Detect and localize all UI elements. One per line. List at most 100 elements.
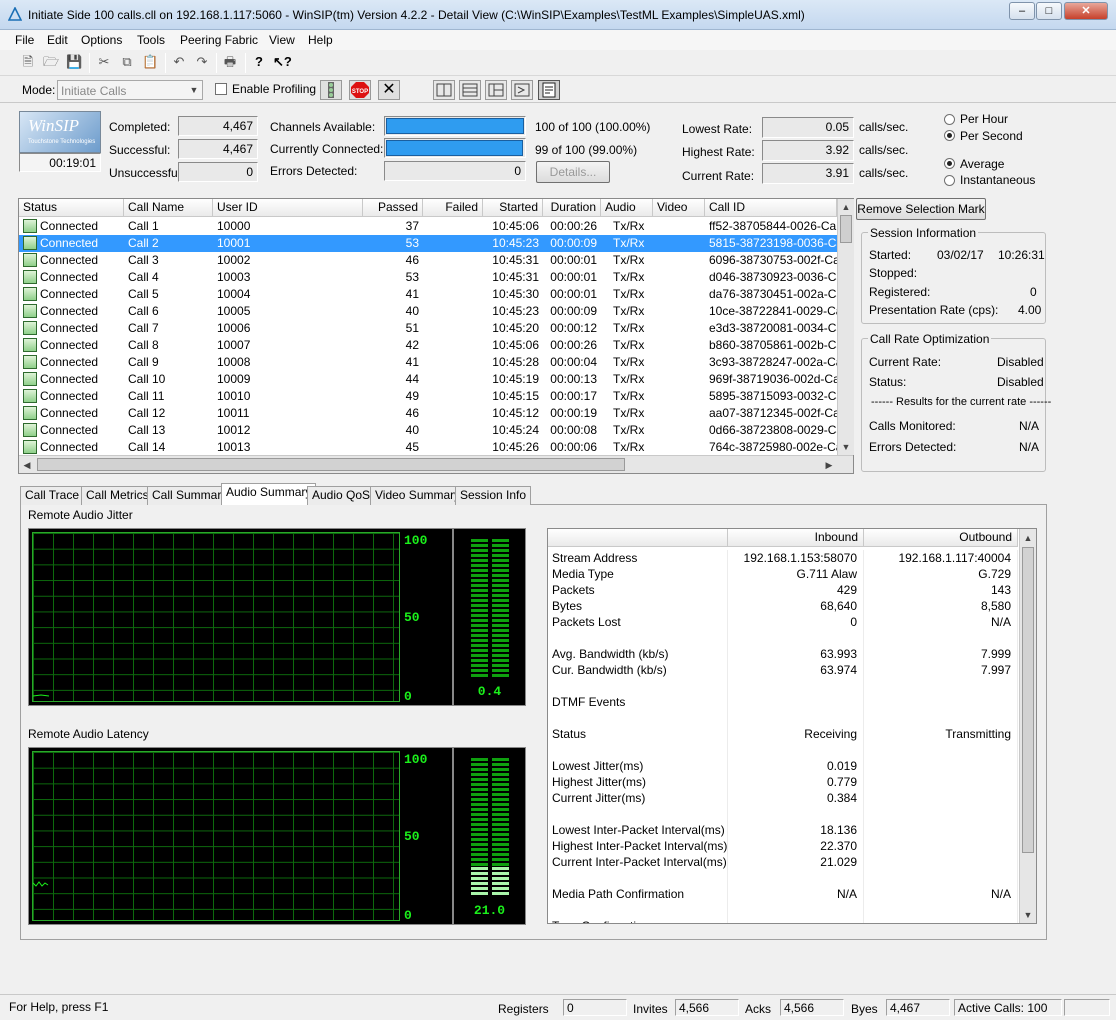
table-row[interactable]: Connected Call 2 10001 53 10:45:23 00:00:09 Tx… xyxy=(19,235,837,252)
table-row[interactable]: Connected Call 14 10013 45 10:45:26 00:00:06 T… xyxy=(19,439,837,456)
detail-view-icon[interactable] xyxy=(485,80,507,100)
cell-started: 10:45:24 xyxy=(492,423,539,437)
tab-video-summary[interactable]: Video Summary xyxy=(370,486,466,505)
audio-scroll-thumb[interactable] xyxy=(1022,547,1034,853)
col-header-user-id[interactable]: User ID xyxy=(213,199,363,217)
new-file-icon[interactable]: 🗎 xyxy=(20,54,36,70)
cell-passed: 42 xyxy=(405,338,419,352)
trace-view-icon[interactable] xyxy=(511,80,533,100)
audio-table-row xyxy=(548,870,1018,886)
started-label: Started: xyxy=(869,248,912,262)
registers-value: 0 xyxy=(563,999,627,1016)
col-header-passed[interactable]: Passed xyxy=(363,199,423,217)
tab-session-info[interactable]: Session Info xyxy=(455,486,532,505)
menu-help[interactable]: Help xyxy=(308,33,333,47)
print-icon[interactable]: 🖶 xyxy=(222,54,238,70)
col-header-call-id[interactable]: Call ID xyxy=(705,199,837,217)
per-second-radio[interactable] xyxy=(944,130,955,141)
save-icon[interactable]: 💾 xyxy=(66,54,82,70)
table-row[interactable]: Connected Call 12 10011 46 10:45:12 00:00:19 T… xyxy=(19,405,837,422)
copy-icon[interactable]: ⧉ xyxy=(119,54,135,70)
tab-call-metrics[interactable]: Call Metrics xyxy=(81,486,154,505)
col-header-started[interactable]: Started xyxy=(483,199,543,217)
report-view-icon[interactable] xyxy=(538,80,560,100)
col-header-video[interactable]: Video xyxy=(653,199,705,217)
col-header-duration[interactable]: Duration xyxy=(543,199,601,217)
call-grid[interactable]: Status Call Name User ID Passed Failed S… xyxy=(18,198,854,474)
split-view-icon[interactable] xyxy=(433,80,455,100)
traffic-light-icon[interactable] xyxy=(320,80,342,100)
scroll-right-icon[interactable]: ▶ xyxy=(823,459,835,471)
tab-audio-summary[interactable]: Audio Summary xyxy=(221,483,317,505)
scroll-up-icon[interactable]: ▲ xyxy=(839,201,853,213)
tab-call-summary[interactable]: Call Summary xyxy=(147,486,233,505)
grid-vertical-scrollbar[interactable]: ▲ ▼ xyxy=(837,199,854,455)
table-row[interactable]: Connected Call 10 10009 44 10:45:19 00:00:13 T… xyxy=(19,371,837,388)
table-row[interactable]: Connected Call 3 10002 46 10:45:31 00:00:01 Tx… xyxy=(19,252,837,269)
cell-callid: 5815-38723198-0036-Call2 xyxy=(709,236,837,250)
grid-horizontal-scrollbar[interactable]: ◀ ▶ xyxy=(19,455,853,473)
table-row[interactable]: Connected Call 13 10012 40 10:45:24 00:00:08 T… xyxy=(19,422,837,439)
menu-file[interactable]: File xyxy=(15,33,34,47)
chevron-down-icon[interactable]: ▼ xyxy=(187,84,201,96)
audio-scroll-down-icon[interactable]: ▼ xyxy=(1021,909,1035,921)
audio-cell-inbound xyxy=(728,694,864,710)
details-button[interactable]: Details... xyxy=(536,161,610,183)
table-row[interactable]: Connected Call 6 10005 40 10:45:23 00:00:09 Tx… xyxy=(19,303,837,320)
average-radio[interactable] xyxy=(944,158,955,169)
minimize-button[interactable]: – xyxy=(1009,2,1035,20)
audio-scroll-up-icon[interactable]: ▲ xyxy=(1021,532,1035,544)
scroll-down-icon[interactable]: ▼ xyxy=(839,441,853,453)
audio-col-header-outbound[interactable]: Outbound xyxy=(864,529,1018,547)
tab-audio-qos[interactable]: Audio QoS xyxy=(307,486,376,505)
undo-icon[interactable]: ↶ xyxy=(171,54,187,70)
per-hour-radio[interactable] xyxy=(944,114,955,125)
grid-view-icon[interactable] xyxy=(459,80,481,100)
call-status-icon xyxy=(23,321,37,335)
table-row[interactable]: Connected Call 7 10006 51 10:45:20 00:00:12 Tx… xyxy=(19,320,837,337)
cancel-icon[interactable]: ✕ xyxy=(378,80,400,100)
menu-peering-fabric[interactable]: Peering Fabric xyxy=(180,33,258,47)
remove-selection-mark-button[interactable]: Remove Selection Mark xyxy=(856,198,986,220)
instantaneous-radio[interactable] xyxy=(944,175,955,186)
scroll-left-icon[interactable]: ◀ xyxy=(21,459,33,471)
col-header-status[interactable]: Status xyxy=(19,199,124,217)
cut-icon[interactable]: ✂ xyxy=(96,54,112,70)
table-row[interactable]: Connected Call 9 10008 41 10:45:28 00:00:04 Tx… xyxy=(19,354,837,371)
col-header-call-name[interactable]: Call Name xyxy=(124,199,213,217)
cell-user: 10010 xyxy=(217,389,251,403)
table-row[interactable]: Connected Call 8 10007 42 10:45:06 00:00:26 Tx… xyxy=(19,337,837,354)
context-help-icon[interactable]: ↖? xyxy=(273,54,292,70)
audio-col-header-inbound[interactable]: Inbound xyxy=(728,529,864,547)
table-row[interactable]: Connected Call 1 10000 37 10:45:06 00:00:26 Tx… xyxy=(19,218,837,235)
close-button[interactable]: ✕ xyxy=(1064,2,1108,20)
paste-icon[interactable]: 📋 xyxy=(142,54,158,70)
scroll-thumb[interactable] xyxy=(840,215,852,243)
open-folder-icon[interactable]: 🗁 xyxy=(43,54,59,70)
tab-call-trace[interactable]: Call Trace xyxy=(20,486,85,505)
menu-view[interactable]: View xyxy=(269,33,295,47)
stop-icon[interactable]: STOP xyxy=(349,80,371,100)
help-icon[interactable]: ? xyxy=(251,54,267,70)
table-row[interactable]: Connected Call 5 10004 41 10:45:30 00:00:01 Tx… xyxy=(19,286,837,303)
maximize-button[interactable]: □ xyxy=(1036,2,1062,20)
call-status-icon xyxy=(23,440,37,454)
hscroll-thumb[interactable] xyxy=(37,458,625,471)
mode-select[interactable]: Initiate Calls ▼ xyxy=(57,80,203,100)
cell-status: Connected xyxy=(40,321,99,335)
col-header-audio[interactable]: Audio xyxy=(601,199,653,217)
audio-vertical-scrollbar[interactable]: ▲ ▼ xyxy=(1019,529,1036,923)
table-row[interactable]: Connected Call 4 10003 53 10:45:31 00:00:01 Tx… xyxy=(19,269,837,286)
col-header-failed[interactable]: Failed xyxy=(423,199,483,217)
currently-connected-text: 99 of 100 (99.00%) xyxy=(535,143,638,157)
redo-icon[interactable]: ↷ xyxy=(194,54,210,70)
highest-rate-value: 3.92 xyxy=(762,140,854,161)
menu-options[interactable]: Options xyxy=(81,33,122,47)
enable-profiling-checkbox[interactable] xyxy=(215,83,227,95)
audio-summary-table[interactable]: Inbound Outbound Stream Address 192.168.1… xyxy=(547,528,1037,924)
audio-col-header-metric[interactable] xyxy=(548,529,728,547)
table-row[interactable]: Connected Call 11 10010 49 10:45:15 00:00:17 T… xyxy=(19,388,837,405)
cell-name: Call 2 xyxy=(128,236,159,250)
menu-tools[interactable]: Tools xyxy=(137,33,165,47)
menu-edit[interactable]: Edit xyxy=(47,33,68,47)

◆ Requirements
Update the records by replacing "interactable" with "clickable" everywhere and keeping everything else unchanged. Omit the pictures from your answer.

◆ Response
Detect and localize all UI elements. One per line. List at most 100 elements.
table-row[clickable]: Connected Call 2 10001 53 10:45:23 00:00:09 Tx… xyxy=(19,235,837,252)
table-row[clickable]: Connected Call 14 10013 45 10:45:26 00:00:06 T… xyxy=(19,439,837,456)
detail-view-icon[clickable] xyxy=(485,80,507,100)
cell-started: 10:45:24 xyxy=(492,423,539,437)
tab-video-summary[clickable]: Video Summary xyxy=(370,486,466,505)
audio-scroll-thumb[clickable] xyxy=(1022,547,1034,853)
col-header-user-id[clickable]: User ID xyxy=(213,199,363,217)
new-file-icon[clickable]: 🗎 xyxy=(20,54,36,70)
cell-passed: 42 xyxy=(405,338,419,352)
trace-view-icon[clickable] xyxy=(511,80,533,100)
audio-table-row xyxy=(548,870,1018,886)
started-label: Started: xyxy=(869,248,912,262)
registers-value: 0 xyxy=(563,999,627,1016)
col-header-passed[clickable]: Passed xyxy=(363,199,423,217)
tab-session-info[clickable]: Session Info xyxy=(455,486,532,505)
menu-help[clickable]: Help xyxy=(308,33,333,47)
print-icon[clickable]: 🖶 xyxy=(222,54,238,70)
col-header-call-id[clickable]: Call ID xyxy=(705,199,837,217)
per-second-radio[clickable] xyxy=(944,130,955,141)
save-icon[clickable]: 💾 xyxy=(66,54,82,70)
table-row[clickable]: Connected Call 12 10011 46 10:45:12 00:00:19 T… xyxy=(19,405,837,422)
copy-icon[clickable]: ⧉ xyxy=(119,54,135,70)
tab-call-metrics[clickable]: Call Metrics xyxy=(81,486,154,505)
col-header-started[clickable]: Started xyxy=(483,199,543,217)
report-view-icon[clickable] xyxy=(538,80,560,100)
col-header-video[clickable]: Video xyxy=(653,199,705,217)
col-header-duration[clickable]: Duration xyxy=(543,199,601,217)
call-grid[clickable]: Status Call Name User ID Passed Failed S… xyxy=(18,198,854,474)
split-view-icon[clickable] xyxy=(433,80,455,100)
traffic-light-icon[clickable] xyxy=(320,80,342,100)
scroll-right-icon[clickable]: ▶ xyxy=(823,459,835,471)
tab-audio-summary[clickable]: Audio Summary xyxy=(221,483,317,505)
scroll-up-icon[clickable]: ▲ xyxy=(839,201,853,213)
tab-call-summary[clickable]: Call Summary xyxy=(147,486,233,505)
grid-vertical-scrollbar[clickable]: ▲ ▼ xyxy=(837,199,854,455)
table-row[clickable]: Connected Call 10 10009 44 10:45:19 00:00:13 T… xyxy=(19,371,837,388)
table-row[clickable]: Connected Call 3 10002 46 10:45:31 00:00:01 Tx… xyxy=(19,252,837,269)
cell-callid: 5815-38723198-0036-Call2 xyxy=(709,236,837,250)
grid-horizontal-scrollbar[clickable]: ◀ ▶ xyxy=(19,455,853,473)
table-row[clickable]: Connected Call 13 10012 40 10:45:24 00:00:08 T… xyxy=(19,422,837,439)
menu-file[clickable]: File xyxy=(15,33,34,47)
chevron-down-icon[clickable]: ▼ xyxy=(187,84,201,96)
audio-scroll-down-icon[clickable]: ▼ xyxy=(1021,909,1035,921)
audio-cell-inbound xyxy=(728,694,864,710)
details-button[clickable]: Details... xyxy=(536,161,610,183)
table-row[clickable]: Connected Call 6 10005 40 10:45:23 00:00:09 Tx… xyxy=(19,303,837,320)
average-radio[clickable] xyxy=(944,158,955,169)
minimize-button[clickable]: – xyxy=(1009,2,1035,20)
audio-scroll-up-icon[clickable]: ▲ xyxy=(1021,532,1035,544)
scroll-down-icon[clickable]: ▼ xyxy=(839,441,853,453)
audio-col-header-outbound[clickable]: Outbound xyxy=(864,529,1018,547)
tab-audio-qos[clickable]: Audio QoS xyxy=(307,486,376,505)
undo-icon[clickable]: ↶ xyxy=(171,54,187,70)
per-hour-radio[clickable] xyxy=(944,114,955,125)
grid-view-icon[clickable] xyxy=(459,80,481,100)
call-status-icon xyxy=(23,321,37,335)
table-row[clickable]: Connected Call 7 10006 51 10:45:20 00:00:12 Tx… xyxy=(19,320,837,337)
cancel-icon[clickable]: ✕ xyxy=(378,80,400,100)
menu-peering-fabric[clickable]: Peering Fabric xyxy=(180,33,258,47)
remove-selection-mark-button[clickable]: Remove Selection Mark xyxy=(856,198,986,220)
instantaneous-radio[clickable] xyxy=(944,175,955,186)
scroll-left-icon[clickable]: ◀ xyxy=(21,459,33,471)
col-header-status[clickable]: Status xyxy=(19,199,124,217)
cut-icon[clickable]: ✂ xyxy=(96,54,112,70)
table-row[clickable]: Connected Call 9 10008 41 10:45:28 00:00:04 Tx… xyxy=(19,354,837,371)
col-header-call-name[clickable]: Call Name xyxy=(124,199,213,217)
cell-user: 10010 xyxy=(217,389,251,403)
table-row[clickable]: Connected Call 8 10007 42 10:45:06 00:00:26 Tx… xyxy=(19,337,837,354)
context-help-icon[clickable]: ↖? xyxy=(273,54,292,70)
audio-col-header-inbound[clickable]: Inbound xyxy=(728,529,864,547)
table-row[clickable]: Connected Call 1 10000 37 10:45:06 00:00:26 Tx… xyxy=(19,218,837,235)
close-button[clickable]: ✕ xyxy=(1064,2,1108,20)
paste-icon[clickable]: 📋 xyxy=(142,54,158,70)
scroll-thumb[clickable] xyxy=(840,215,852,243)
open-folder-icon[clickable]: 🗁 xyxy=(43,54,59,70)
tab-call-trace[clickable]: Call Trace xyxy=(20,486,85,505)
menu-view[clickable]: View xyxy=(269,33,295,47)
stop-icon[clickable]: STOP xyxy=(349,80,371,100)
help-icon[clickable]: ? xyxy=(251,54,267,70)
table-row[clickable]: Connected Call 5 10004 41 10:45:30 00:00:01 Tx… xyxy=(19,286,837,303)
maximize-button[clickable]: □ xyxy=(1036,2,1062,20)
call-status-icon xyxy=(23,440,37,454)
hscroll-thumb[clickable] xyxy=(37,458,625,471)
mode-select[clickable]: Initiate Calls ▼ xyxy=(57,80,203,100)
cell-status: Connected xyxy=(40,321,99,335)
col-header-audio[clickable]: Audio xyxy=(601,199,653,217)
audio-vertical-scrollbar[clickable]: ▲ ▼ xyxy=(1019,529,1036,923)
table-row[clickable]: Connected Call 4 10003 53 10:45:31 00:00:01 Tx… xyxy=(19,269,837,286)
col-header-failed[clickable]: Failed xyxy=(423,199,483,217)
currently-connected-text: 99 of 100 (99.00%) xyxy=(535,143,638,157)
redo-icon[clickable]: ↷ xyxy=(194,54,210,70)
highest-rate-value: 3.92 xyxy=(762,140,854,161)
menu-options[clickable]: Options xyxy=(81,33,122,47)
enable-profiling-checkbox[clickable] xyxy=(215,83,227,95)
audio-summary-table[clickable]: Inbound Outbound Stream Address 192.168.1… xyxy=(547,528,1037,924)
audio-col-header-metric[clickable] xyxy=(548,529,728,547)
table-row[clickable]: Connected Call 11 10010 49 10:45:15 00:00:17 T… xyxy=(19,388,837,405)
cell-name: Call 2 xyxy=(128,236,159,250)
menu-tools[clickable]: Tools xyxy=(137,33,165,47)
menu-edit[clickable]: Edit xyxy=(47,33,68,47)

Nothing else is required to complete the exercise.